### Set of tasks
1. In the discussion of the multipart upload key separator, quote the passage from "public static String" up to and including "UniqueId#next abstracts away.".
2. In the discussion of the multipart upload key separator, which method generates the multipart upload ID?

### Document section
┌──

Are we guaranteed that nothing in the upload ID or part number will encode to this null byte, making it a reliable separator? In container schema v3 on the datanode we use | to avoid this conflict.

Yes, there isn't anything which would be encoded to the NULL byte.
Multipart upload ID is generated by the getMultipartUploadId().

public static String getMultipartUploadId() { return UUIDv7.randomUUID() + "-" + UniqueId.next(); }

This is going to be completely alphanumeric.
The part number is going to be an incremental integer till 10,000
Hence nothing would encode to the null byte, and this separator is safe to use here

The part number is going to be an incremental integer till 10,000

This is big endian right? So the leftmost bytes in the serialized output would be null bytes until the number reaches a certain size. This could still work, we would just need to look for the first null byte after the upload ID, and therefore need to be guaranteed that the upload ID will not contain \0.

This still seems somewhat fragile, since the higher levels are dependent on the implicit serialization method that getMultipartUploadId and by extension UniqueId#next abstracts away.

Would it be better to use a fixed length string for the upload ID so we can seek to the end to know where the part starts? Or use a different delimiter character like / or | appended to the string part like we do in container and FSO tables?

I think some of the confusion here is also coming from the mix of string and int types in the key, which is not a practice we use anywhere else in the code to my knowledge. I think FSO should be the reference here, and in that case the entire key is made a string.

I agree, thinking about the implications of how uniqueId is generated - maybe the dependency on the abstraction of UniqueId#next might bring in behaviour changes in the future which could potentially break this.

However moving to a string codec means we again bring in the overhead of padding the number using string utils.
Maybe I can change the separator to be a / instead of null byte as that is the logical delimiter for a path.
When it gets byte encoded the part would still have null bytes until it reaches the size range, but we could look for the / byte which is guaranteed to not be used anywhere else.

Prefer "/" too.

@errose28 do you mean:

partNumber -> big-endian bytes -> hex/base64 string

key = uploadId + "/" + encodedPartBytes from above transition

And then we UTF-8 encode it?

└──

Coordinate annotation records:
┌──

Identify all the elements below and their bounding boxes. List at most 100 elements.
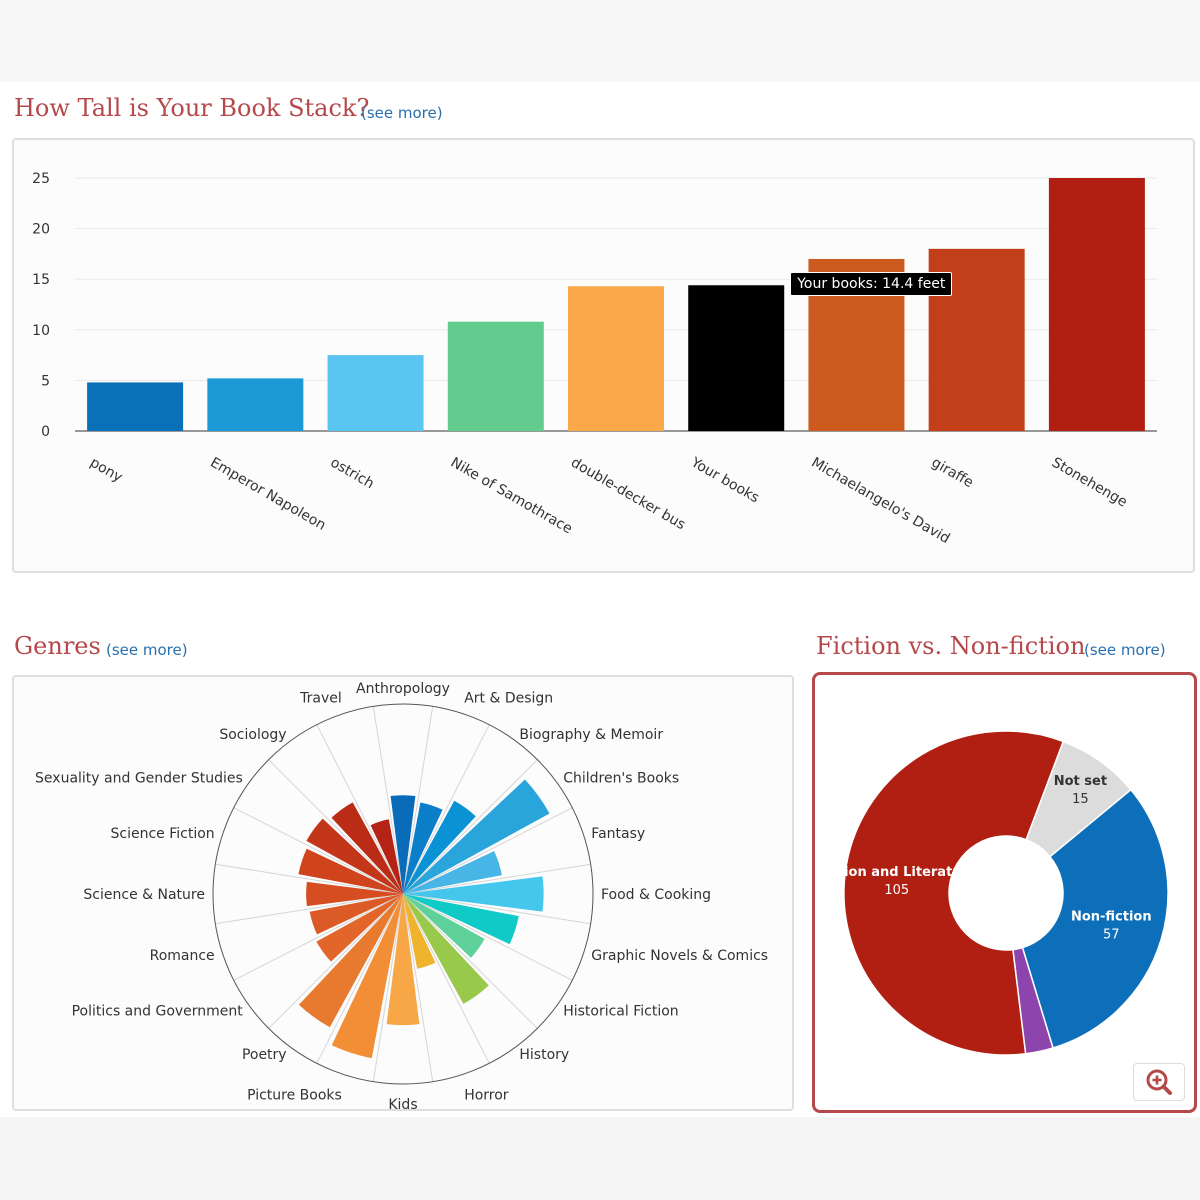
polar-spoke <box>316 724 404 895</box>
genres-title: Genres <box>14 632 101 660</box>
wedge-romance <box>309 894 403 935</box>
genre-label-art-design: Art & Design <box>464 691 553 707</box>
wedge-horror <box>403 894 436 969</box>
tooltip-text: Your books: 14.4 feet <box>797 276 946 293</box>
genre-label-poetry: Poetry <box>242 1047 287 1063</box>
donut-label-non-fiction: Non-fiction <box>1071 910 1152 925</box>
wedge-historical-fiction <box>403 894 485 958</box>
x-tick-label-stonehenge: Stonehenge <box>1049 455 1130 511</box>
donut-value-fiction-and-literature: 105 <box>884 883 909 898</box>
x-tick-label-double-decker-bus: double-decker bus <box>568 455 688 534</box>
book-stack-see-more-link[interactable]: (see more) <box>361 104 443 122</box>
bar-pony <box>87 382 184 431</box>
genres-chart-panel: Anthropology Art & Design Biography & Memo… <box>12 675 794 1111</box>
donut-label-not-set: Not set <box>1054 774 1107 789</box>
genre-label-sexuality-and-gender-studies: Sexuality and Gender Studies <box>35 771 243 787</box>
genre-label-fantasy: Fantasy <box>591 826 645 842</box>
x-tick-label-pony: pony <box>87 455 125 486</box>
genre-label-picture-books: Picture Books <box>247 1087 342 1103</box>
wedge-fantasy <box>403 851 502 894</box>
your-books-tooltip: Your books: 14.4 feet <box>790 272 953 297</box>
polar-spoke <box>372 706 404 895</box>
fiction-see-more-link[interactable]: (see more) <box>1084 641 1166 659</box>
y-tick-label: 0 <box>41 424 50 440</box>
x-tick-label-ostrich: ostrich <box>328 455 377 493</box>
wedge-history <box>403 894 489 1004</box>
x-tick-label-emperor-napoleon: Emperor Napoleon <box>207 455 328 534</box>
wedge-poetry <box>298 894 403 1028</box>
genre-label-food-cooking: Food & Cooking <box>601 887 711 903</box>
top-band <box>0 0 1200 82</box>
donut-slice-non-fiction <box>1021 788 1169 1049</box>
wedge-science-nature <box>306 881 403 907</box>
bar-double-decker-bus <box>568 286 664 431</box>
y-tick-label: 25 <box>32 171 50 187</box>
wedge-food-cooking <box>403 876 544 912</box>
wedge-politics-and-government <box>316 894 403 962</box>
wedge-biography-memoir <box>403 800 476 894</box>
bar-stonehenge <box>1048 178 1145 431</box>
fiction-chart-panel[interactable]: Non-fiction 57 Fiction and Literature 105 No… <box>812 672 1197 1113</box>
polar-spoke <box>402 706 434 895</box>
x-tick-label-nike-of-samothrace: Nike of Samothrace <box>448 455 575 538</box>
polar-spoke <box>215 893 404 925</box>
book-stack-chart-panel: 0 5 10 15 20 25 pony Emperor Napoleon ostrich Nik… <box>12 138 1195 573</box>
donut-slice-fiction-and-literature <box>843 730 1065 1056</box>
x-tick-label-your-books: Your books <box>687 454 761 506</box>
wedge-graphic-novels-comics <box>403 894 519 945</box>
polar-spoke <box>402 863 591 895</box>
zoom-in-button[interactable] <box>1133 1063 1185 1101</box>
polar-spoke <box>402 893 538 1029</box>
polar-spoke <box>372 893 404 1082</box>
wedge-science-fiction <box>298 848 403 894</box>
fiction-donut-chart: Non-fiction 57 Fiction and Literature 105 No… <box>817 730 1169 1056</box>
y-tick-label: 15 <box>32 272 50 288</box>
wedge-anthropology <box>390 795 416 894</box>
y-tick-label: 5 <box>41 373 50 389</box>
x-tick-label-giraffe: giraffe <box>929 455 976 492</box>
wedge-picture-books <box>331 894 403 1059</box>
genre-label-anthropology: Anthropology <box>356 681 450 697</box>
genre-label-graphic-novels-comics: Graphic Novels & Comics <box>591 948 768 964</box>
donut-slice-not-set <box>1025 740 1132 858</box>
polar-spoke <box>402 893 434 1082</box>
wedge-children-s-books <box>403 779 550 894</box>
zoom-in-icon <box>1146 1069 1172 1095</box>
genre-label-history: History <box>519 1047 569 1063</box>
bar-emperor-napoleon <box>207 378 304 431</box>
polar-spoke <box>402 759 538 895</box>
wedge-sociology <box>331 802 403 894</box>
polar-spoke <box>316 893 404 1064</box>
genre-label-romance: Romance <box>150 948 215 964</box>
y-tick-label: 10 <box>32 323 50 339</box>
bar-your-books <box>688 285 785 431</box>
genre-label-science-nature: Science & Nature <box>83 887 205 903</box>
y-tick-label: 20 <box>32 222 50 238</box>
genre-label-historical-fiction: Historical Fiction <box>563 1003 678 1019</box>
genre-label-kids: Kids <box>388 1097 417 1109</box>
genres-polar-chart: Anthropology Art & Design Biography & Memo… <box>35 681 768 1109</box>
genres-see-more-link[interactable]: (see more) <box>106 641 188 659</box>
polar-spoke <box>268 893 404 1029</box>
wedge-sexuality-and-gender-studies <box>306 818 403 894</box>
donut-value-not-set: 15 <box>1072 792 1089 807</box>
book-stack-title: How Tall is Your Book Stack? <box>14 94 370 122</box>
bar-ostrich <box>327 355 424 431</box>
polar-spoke <box>402 724 490 895</box>
wedge-art-design <box>403 802 443 894</box>
genre-label-politics-and-government: Politics and Government <box>72 1003 244 1019</box>
polar-spoke <box>233 893 404 981</box>
polar-spoke <box>402 893 490 1064</box>
wedge-kids <box>386 894 420 1026</box>
genre-label-sociology: Sociology <box>219 727 286 743</box>
genre-label-horror: Horror <box>464 1087 509 1103</box>
polar-spoke <box>215 863 404 895</box>
polar-spoke <box>402 807 573 895</box>
genre-label-children-s-books: Children's Books <box>563 771 679 787</box>
donut-label-fiction-and-literature: Fiction and Literature <box>817 865 977 880</box>
polar-spoke <box>268 759 404 895</box>
donut-value-non-fiction: 57 <box>1103 928 1120 943</box>
wedge-travel <box>370 819 403 894</box>
genre-label-science-fiction: Science Fiction <box>111 826 215 842</box>
polar-spoke <box>402 893 591 925</box>
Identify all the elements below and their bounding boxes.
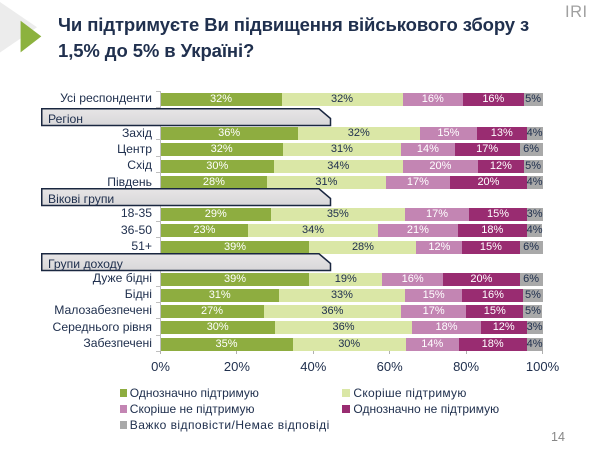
svg-text:Вікові групи: Вікові групи [48,192,114,206]
svg-text:Групи доходу: Групи доходу [48,257,124,271]
svg-text:Регіон: Регіон [48,112,83,126]
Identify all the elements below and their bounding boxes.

└──

### Answers to each task
1.
public static String getMultipartUploadId() { return UUIDv7.randomUUID() + "-" + UniqueId.next(); }

This is going to be completely alphanumeric.
The part number is going to be an incremental integer till 10,000
Hence nothing would encode to the null byte, and this separator is safe to use here

The part number is going to be an incremental integer till 10,000

This is big endian right? So the leftmost bytes in the serialized output would be null bytes until the number reaches a certain size. This could still work, we would just need to look for the first null byte after the upload ID, and therefore need to be guaranteed that the upload ID will not contain \0.

This still seems somewhat fragile, since the higher levels are dependent on the implicit serialization method that getMultipartUploadId and by extension UniqueId#next abstracts away.

2. getMultipartUploadId()